Job
Gather all lines in the entries that include the word "capital".

BEGIN Material shown

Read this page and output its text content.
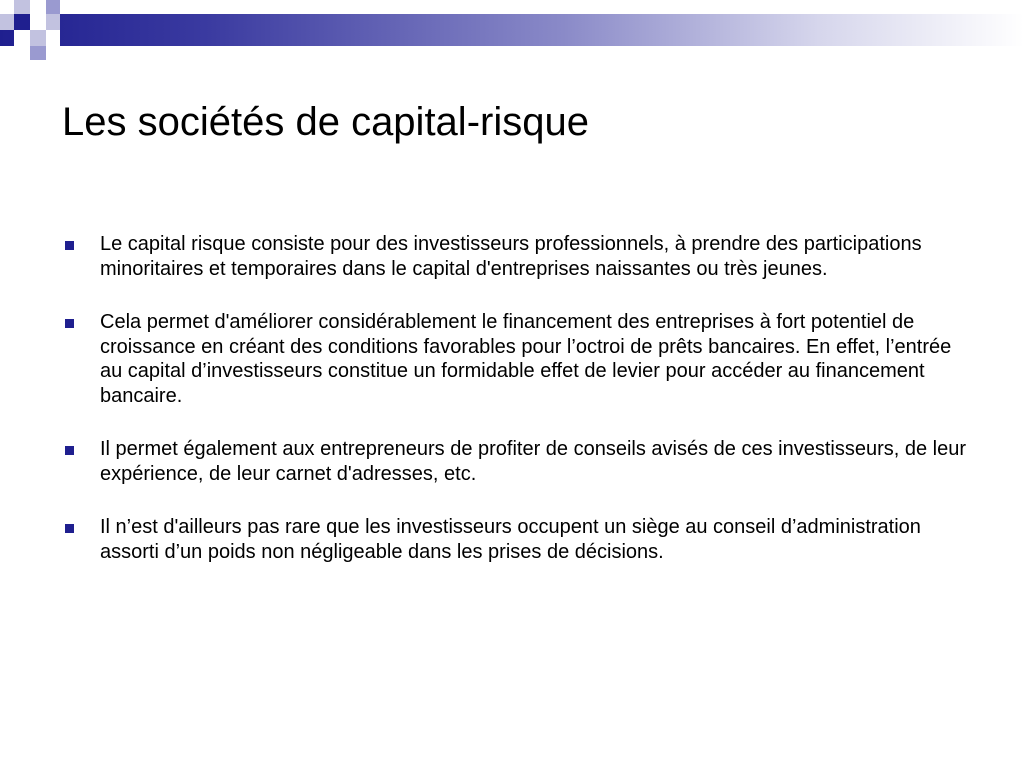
Les sociétés de capital-risque
Le capital risque consiste pour des investisseurs professionnels, à prendre des participations minoritaires et temporaires dans le capital d'entreprises naissantes ou très jeunes.
Cela permet d'améliorer considérablement le financement des entreprises à fort potentiel de croissance en créant des conditions favorables pour l’octroi de prêts bancaires. En effet, l’entrée au capital d’investisseurs constitue un formidable effet de levier pour accéder au financement bancaire.
Il permet également aux entrepreneurs de profiter de conseils avisés de ces investisseurs, de leur expérience, de leur carnet d'adresses, etc.
Il n’est d'ailleurs pas rare que les investisseurs occupent un siège au conseil d’administration assorti d’un poids non négligeable dans les prises de décisions.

END Material shown

Finished answer
Les sociétés de capital-risque
Le capital risque consiste pour des investisseurs professionnels, à prendre des participations minoritaires et temporaires dans le capital d'entreprises naissantes ou très jeunes.
Cela permet d'améliorer considérablement le financement des entreprises à fort potentiel de croissance en créant des conditions favorables pour l’octroi de prêts bancaires. En effet, l’entrée au capital d’investisseurs constitue un formidable effet de levier pour accéder au financement bancaire.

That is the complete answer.